Figure data in JSON:
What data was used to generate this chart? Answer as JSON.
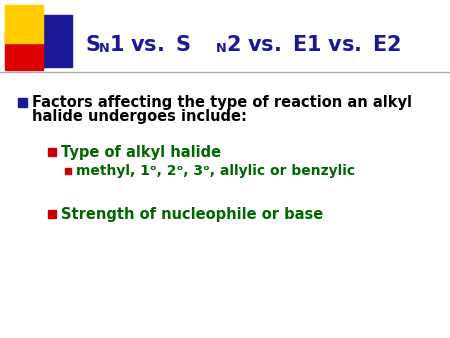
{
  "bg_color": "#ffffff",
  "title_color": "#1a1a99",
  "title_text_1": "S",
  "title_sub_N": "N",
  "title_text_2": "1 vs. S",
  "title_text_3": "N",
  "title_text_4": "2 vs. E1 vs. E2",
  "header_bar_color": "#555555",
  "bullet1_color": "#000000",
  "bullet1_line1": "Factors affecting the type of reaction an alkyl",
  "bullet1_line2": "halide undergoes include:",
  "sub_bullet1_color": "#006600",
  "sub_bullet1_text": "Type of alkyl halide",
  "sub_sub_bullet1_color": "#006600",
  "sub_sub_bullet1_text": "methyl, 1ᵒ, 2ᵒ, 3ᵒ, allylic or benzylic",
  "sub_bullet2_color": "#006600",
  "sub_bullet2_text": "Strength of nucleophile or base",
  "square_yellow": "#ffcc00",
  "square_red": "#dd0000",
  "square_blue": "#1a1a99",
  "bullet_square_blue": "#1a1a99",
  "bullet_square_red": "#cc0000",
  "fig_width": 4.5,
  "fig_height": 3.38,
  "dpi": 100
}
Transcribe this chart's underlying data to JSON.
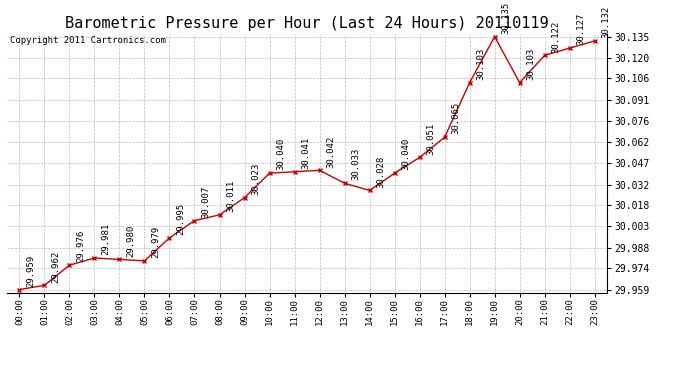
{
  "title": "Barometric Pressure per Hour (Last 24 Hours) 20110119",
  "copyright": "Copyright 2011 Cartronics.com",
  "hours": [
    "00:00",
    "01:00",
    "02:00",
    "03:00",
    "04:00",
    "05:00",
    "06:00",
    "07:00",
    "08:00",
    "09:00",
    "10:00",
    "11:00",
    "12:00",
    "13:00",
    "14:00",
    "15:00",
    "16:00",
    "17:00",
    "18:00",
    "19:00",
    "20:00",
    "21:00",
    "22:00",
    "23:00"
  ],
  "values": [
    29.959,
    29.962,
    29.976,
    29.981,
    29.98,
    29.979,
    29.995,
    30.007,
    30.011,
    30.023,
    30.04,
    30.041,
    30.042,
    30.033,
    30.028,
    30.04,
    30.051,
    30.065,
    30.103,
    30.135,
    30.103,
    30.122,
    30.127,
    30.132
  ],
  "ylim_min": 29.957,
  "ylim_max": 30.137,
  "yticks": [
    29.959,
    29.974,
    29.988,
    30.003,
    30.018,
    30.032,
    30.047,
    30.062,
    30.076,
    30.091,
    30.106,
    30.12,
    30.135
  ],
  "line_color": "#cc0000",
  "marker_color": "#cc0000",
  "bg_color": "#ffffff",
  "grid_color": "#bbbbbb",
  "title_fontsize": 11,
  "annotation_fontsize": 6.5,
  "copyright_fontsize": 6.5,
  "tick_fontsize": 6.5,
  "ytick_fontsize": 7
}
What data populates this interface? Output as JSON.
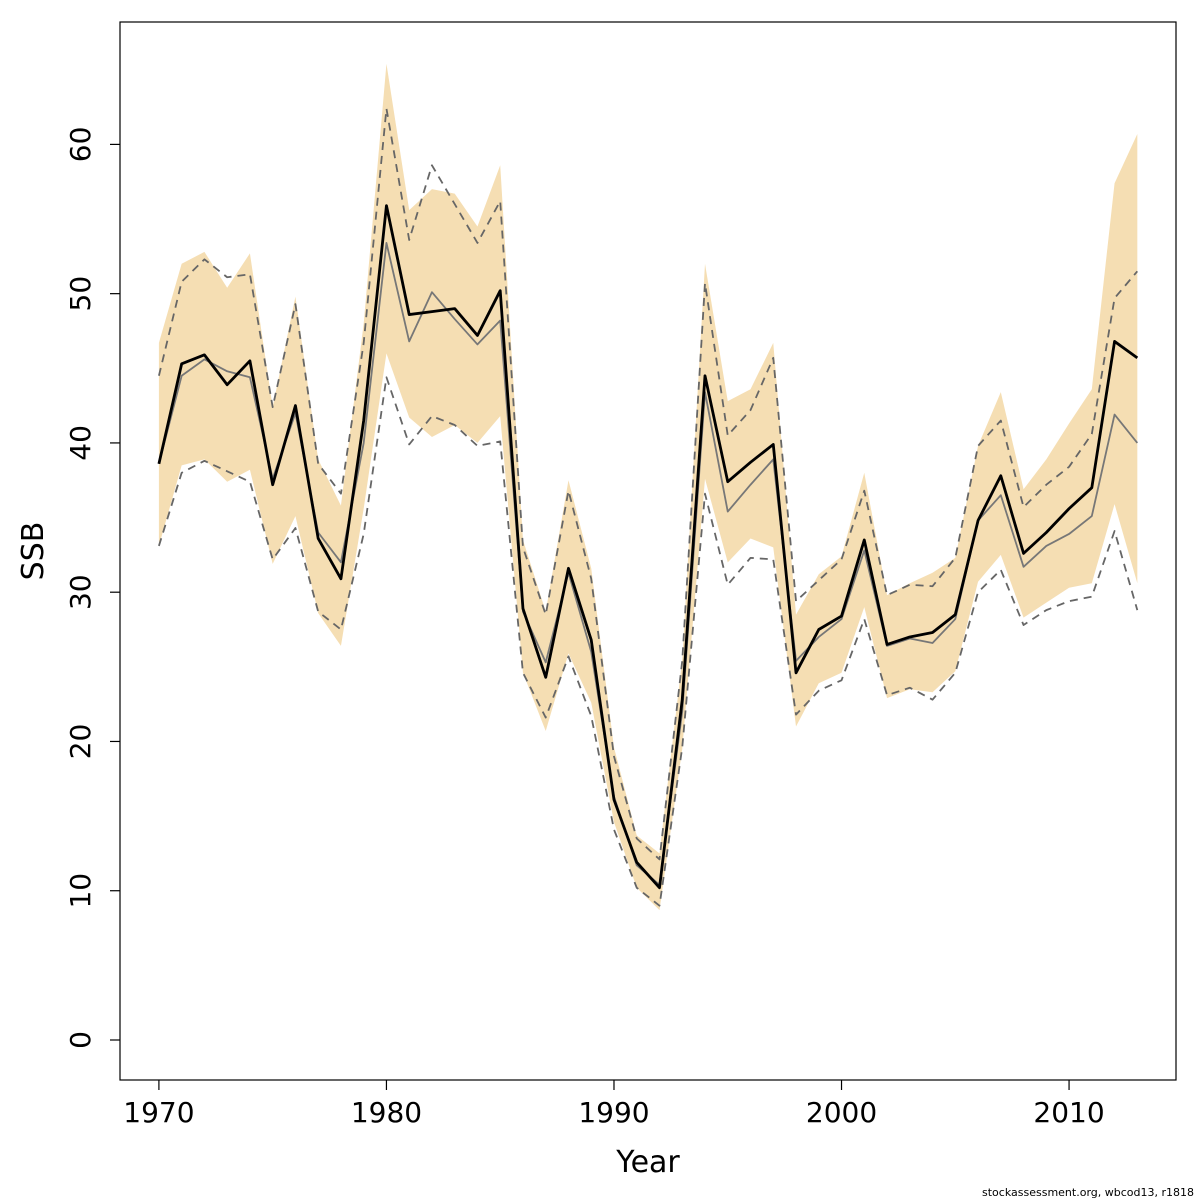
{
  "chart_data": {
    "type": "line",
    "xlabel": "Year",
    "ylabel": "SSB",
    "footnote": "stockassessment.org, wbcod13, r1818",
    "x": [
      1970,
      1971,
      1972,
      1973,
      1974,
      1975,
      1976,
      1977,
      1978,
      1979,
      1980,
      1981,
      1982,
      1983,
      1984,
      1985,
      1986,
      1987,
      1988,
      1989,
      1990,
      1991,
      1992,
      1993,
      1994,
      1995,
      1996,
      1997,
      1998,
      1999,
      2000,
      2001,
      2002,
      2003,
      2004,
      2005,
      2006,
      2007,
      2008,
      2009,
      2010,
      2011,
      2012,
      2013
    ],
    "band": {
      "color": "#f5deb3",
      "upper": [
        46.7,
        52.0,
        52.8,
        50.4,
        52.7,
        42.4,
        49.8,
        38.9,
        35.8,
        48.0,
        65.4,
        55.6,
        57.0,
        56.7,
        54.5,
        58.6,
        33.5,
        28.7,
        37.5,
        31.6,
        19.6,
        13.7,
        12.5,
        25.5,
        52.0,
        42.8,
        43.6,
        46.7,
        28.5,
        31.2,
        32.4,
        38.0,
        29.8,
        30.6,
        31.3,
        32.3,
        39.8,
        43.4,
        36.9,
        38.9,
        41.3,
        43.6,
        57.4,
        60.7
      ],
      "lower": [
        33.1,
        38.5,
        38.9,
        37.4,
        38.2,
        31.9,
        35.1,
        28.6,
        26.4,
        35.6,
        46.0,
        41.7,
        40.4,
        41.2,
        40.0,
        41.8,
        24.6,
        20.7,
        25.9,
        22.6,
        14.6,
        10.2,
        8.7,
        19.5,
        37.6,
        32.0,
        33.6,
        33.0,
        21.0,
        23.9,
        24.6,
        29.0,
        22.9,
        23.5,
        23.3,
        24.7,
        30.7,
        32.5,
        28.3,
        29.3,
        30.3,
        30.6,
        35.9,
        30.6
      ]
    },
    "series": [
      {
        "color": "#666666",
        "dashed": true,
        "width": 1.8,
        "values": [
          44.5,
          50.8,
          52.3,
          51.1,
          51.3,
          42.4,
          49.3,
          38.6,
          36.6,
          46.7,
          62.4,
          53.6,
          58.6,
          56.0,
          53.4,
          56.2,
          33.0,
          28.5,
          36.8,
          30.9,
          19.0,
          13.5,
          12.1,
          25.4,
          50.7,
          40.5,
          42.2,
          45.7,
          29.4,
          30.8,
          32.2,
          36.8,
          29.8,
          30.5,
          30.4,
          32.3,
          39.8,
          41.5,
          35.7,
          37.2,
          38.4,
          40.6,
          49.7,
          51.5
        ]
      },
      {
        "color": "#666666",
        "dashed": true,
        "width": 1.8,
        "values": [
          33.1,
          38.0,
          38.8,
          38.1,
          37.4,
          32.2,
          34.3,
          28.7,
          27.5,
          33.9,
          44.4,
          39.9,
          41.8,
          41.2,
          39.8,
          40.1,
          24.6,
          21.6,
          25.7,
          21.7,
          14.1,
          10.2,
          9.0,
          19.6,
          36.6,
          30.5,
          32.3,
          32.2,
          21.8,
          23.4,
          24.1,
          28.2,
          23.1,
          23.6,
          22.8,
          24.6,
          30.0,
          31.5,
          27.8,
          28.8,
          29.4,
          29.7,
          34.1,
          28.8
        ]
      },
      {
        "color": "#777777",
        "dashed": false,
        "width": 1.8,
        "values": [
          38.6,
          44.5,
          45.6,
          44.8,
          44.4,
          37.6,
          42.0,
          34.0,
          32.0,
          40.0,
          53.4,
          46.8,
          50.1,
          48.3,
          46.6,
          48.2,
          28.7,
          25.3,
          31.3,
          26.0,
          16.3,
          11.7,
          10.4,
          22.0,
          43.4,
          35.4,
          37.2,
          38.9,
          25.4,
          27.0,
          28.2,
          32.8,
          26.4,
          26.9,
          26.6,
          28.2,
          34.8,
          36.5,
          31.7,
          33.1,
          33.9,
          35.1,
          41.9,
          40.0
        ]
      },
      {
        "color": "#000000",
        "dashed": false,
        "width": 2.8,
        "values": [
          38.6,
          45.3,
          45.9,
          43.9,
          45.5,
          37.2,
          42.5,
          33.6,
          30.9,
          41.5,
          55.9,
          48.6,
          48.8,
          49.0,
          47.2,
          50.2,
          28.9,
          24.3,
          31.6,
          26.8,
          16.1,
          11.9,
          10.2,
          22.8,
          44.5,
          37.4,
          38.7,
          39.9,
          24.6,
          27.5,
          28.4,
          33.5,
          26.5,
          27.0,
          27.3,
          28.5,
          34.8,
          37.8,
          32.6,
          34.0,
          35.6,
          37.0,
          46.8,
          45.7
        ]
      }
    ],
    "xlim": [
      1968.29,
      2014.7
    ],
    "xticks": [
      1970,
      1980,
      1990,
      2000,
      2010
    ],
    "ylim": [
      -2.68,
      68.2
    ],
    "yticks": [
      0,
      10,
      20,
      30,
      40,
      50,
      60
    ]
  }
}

* Given request
Each record above should come back exactly the same, only without its pictures.

* Correct response
What data was used to generate this chart? Answer as JSON.
{
  "bg_color": "#ffffff",
  "title_color": "#1a1a99",
  "title_text_1": "S",
  "title_sub_N": "N",
  "title_text_2": "1 vs. S",
  "title_text_3": "N",
  "title_text_4": "2 vs. E1 vs. E2",
  "header_bar_color": "#555555",
  "bullet1_color": "#000000",
  "bullet1_line1": "Factors affecting the type of reaction an alkyl",
  "bullet1_line2": "halide undergoes include:",
  "sub_bullet1_color": "#006600",
  "sub_bullet1_text": "Type of alkyl halide",
  "sub_sub_bullet1_color": "#006600",
  "sub_sub_bullet1_text": "methyl, 1ᵒ, 2ᵒ, 3ᵒ, allylic or benzylic",
  "sub_bullet2_color": "#006600",
  "sub_bullet2_text": "Strength of nucleophile or base",
  "square_yellow": "#ffcc00",
  "square_red": "#dd0000",
  "square_blue": "#1a1a99",
  "bullet_square_blue": "#1a1a99",
  "bullet_square_red": "#cc0000",
  "fig_width": 4.5,
  "fig_height": 3.38,
  "dpi": 100
}
Transcribe this chart's underlying data to JSON.
{
  "title": "Barometric Pressure per Hour (Last 24 Hours) 20110119",
  "copyright": "Copyright 2011 Cartronics.com",
  "hours": [
    "00:00",
    "01:00",
    "02:00",
    "03:00",
    "04:00",
    "05:00",
    "06:00",
    "07:00",
    "08:00",
    "09:00",
    "10:00",
    "11:00",
    "12:00",
    "13:00",
    "14:00",
    "15:00",
    "16:00",
    "17:00",
    "18:00",
    "19:00",
    "20:00",
    "21:00",
    "22:00",
    "23:00"
  ],
  "values": [
    29.959,
    29.962,
    29.976,
    29.981,
    29.98,
    29.979,
    29.995,
    30.007,
    30.011,
    30.023,
    30.04,
    30.041,
    30.042,
    30.033,
    30.028,
    30.04,
    30.051,
    30.065,
    30.103,
    30.135,
    30.103,
    30.122,
    30.127,
    30.132
  ],
  "ylim_min": 29.957,
  "ylim_max": 30.137,
  "yticks": [
    29.959,
    29.974,
    29.988,
    30.003,
    30.018,
    30.032,
    30.047,
    30.062,
    30.076,
    30.091,
    30.106,
    30.12,
    30.135
  ],
  "line_color": "#cc0000",
  "marker_color": "#cc0000",
  "bg_color": "#ffffff",
  "grid_color": "#bbbbbb",
  "title_fontsize": 11,
  "annotation_fontsize": 6.5,
  "copyright_fontsize": 6.5,
  "tick_fontsize": 6.5,
  "ytick_fontsize": 7
}
What data populates this interface? Output as JSON.
{
  "chart_data": {
    "type": "line",
    "xlabel": "Year",
    "ylabel": "SSB",
    "footnote": "stockassessment.org, wbcod13, r1818",
    "x": [
      1970,
      1971,
      1972,
      1973,
      1974,
      1975,
      1976,
      1977,
      1978,
      1979,
      1980,
      1981,
      1982,
      1983,
      1984,
      1985,
      1986,
      1987,
      1988,
      1989,
      1990,
      1991,
      1992,
      1993,
      1994,
      1995,
      1996,
      1997,
      1998,
      1999,
      2000,
      2001,
      2002,
      2003,
      2004,
      2005,
      2006,
      2007,
      2008,
      2009,
      2010,
      2011,
      2012,
      2013
    ],
    "band": {
      "color": "#f5deb3",
      "upper": [
        46.7,
        52.0,
        52.8,
        50.4,
        52.7,
        42.4,
        49.8,
        38.9,
        35.8,
        48.0,
        65.4,
        55.6,
        57.0,
        56.7,
        54.5,
        58.6,
        33.5,
        28.7,
        37.5,
        31.6,
        19.6,
        13.7,
        12.5,
        25.5,
        52.0,
        42.8,
        43.6,
        46.7,
        28.5,
        31.2,
        32.4,
        38.0,
        29.8,
        30.6,
        31.3,
        32.3,
        39.8,
        43.4,
        36.9,
        38.9,
        41.3,
        43.6,
        57.4,
        60.7
      ],
      "lower": [
        33.1,
        38.5,
        38.9,
        37.4,
        38.2,
        31.9,
        35.1,
        28.6,
        26.4,
        35.6,
        46.0,
        41.7,
        40.4,
        41.2,
        40.0,
        41.8,
        24.6,
        20.7,
        25.9,
        22.6,
        14.6,
        10.2,
        8.7,
        19.5,
        37.6,
        32.0,
        33.6,
        33.0,
        21.0,
        23.9,
        24.6,
        29.0,
        22.9,
        23.5,
        23.3,
        24.7,
        30.7,
        32.5,
        28.3,
        29.3,
        30.3,
        30.6,
        35.9,
        30.6
      ]
    },
    "series": [
      {
        "color": "#666666",
        "dashed": true,
        "width": 1.8,
        "values": [
          44.5,
          50.8,
          52.3,
          51.1,
          51.3,
          42.4,
          49.3,
          38.6,
          36.6,
          46.7,
          62.4,
          53.6,
          58.6,
          56.0,
          53.4,
          56.2,
          33.0,
          28.5,
          36.8,
          30.9,
          19.0,
          13.5,
          12.1,
          25.4,
          50.7,
          40.5,
          42.2,
          45.7,
          29.4,
          30.8,
          32.2,
          36.8,
          29.8,
          30.5,
          30.4,
          32.3,
          39.8,
          41.5,
          35.7,
          37.2,
          38.4,
          40.6,
          49.7,
          51.5
        ]
      },
      {
        "color": "#666666",
        "dashed": true,
        "width": 1.8,
        "values": [
          33.1,
          38.0,
          38.8,
          38.1,
          37.4,
          32.2,
          34.3,
          28.7,
          27.5,
          33.9,
          44.4,
          39.9,
          41.8,
          41.2,
          39.8,
          40.1,
          24.6,
          21.6,
          25.7,
          21.7,
          14.1,
          10.2,
          9.0,
          19.6,
          36.6,
          30.5,
          32.3,
          32.2,
          21.8,
          23.4,
          24.1,
          28.2,
          23.1,
          23.6,
          22.8,
          24.6,
          30.0,
          31.5,
          27.8,
          28.8,
          29.4,
          29.7,
          34.1,
          28.8
        ]
      },
      {
        "color": "#777777",
        "dashed": false,
        "width": 1.8,
        "values": [
          38.6,
          44.5,
          45.6,
          44.8,
          44.4,
          37.6,
          42.0,
          34.0,
          32.0,
          40.0,
          53.4,
          46.8,
          50.1,
          48.3,
          46.6,
          48.2,
          28.7,
          25.3,
          31.3,
          26.0,
          16.3,
          11.7,
          10.4,
          22.0,
          43.4,
          35.4,
          37.2,
          38.9,
          25.4,
          27.0,
          28.2,
          32.8,
          26.4,
          26.9,
          26.6,
          28.2,
          34.8,
          36.5,
          31.7,
          33.1,
          33.9,
          35.1,
          41.9,
          40.0
        ]
      },
      {
        "color": "#000000",
        "dashed": false,
        "width": 2.8,
        "values": [
          38.6,
          45.3,
          45.9,
          43.9,
          45.5,
          37.2,
          42.5,
          33.6,
          30.9,
          41.5,
          55.9,
          48.6,
          48.8,
          49.0,
          47.2,
          50.2,
          28.9,
          24.3,
          31.6,
          26.8,
          16.1,
          11.9,
          10.2,
          22.8,
          44.5,
          37.4,
          38.7,
          39.9,
          24.6,
          27.5,
          28.4,
          33.5,
          26.5,
          27.0,
          27.3,
          28.5,
          34.8,
          37.8,
          32.6,
          34.0,
          35.6,
          37.0,
          46.8,
          45.7
        ]
      }
    ],
    "xlim": [
      1968.29,
      2014.7
    ],
    "xticks": [
      1970,
      1980,
      1990,
      2000,
      2010
    ],
    "ylim": [
      -2.68,
      68.2
    ],
    "yticks": [
      0,
      10,
      20,
      30,
      40,
      50,
      60
    ]
  }
}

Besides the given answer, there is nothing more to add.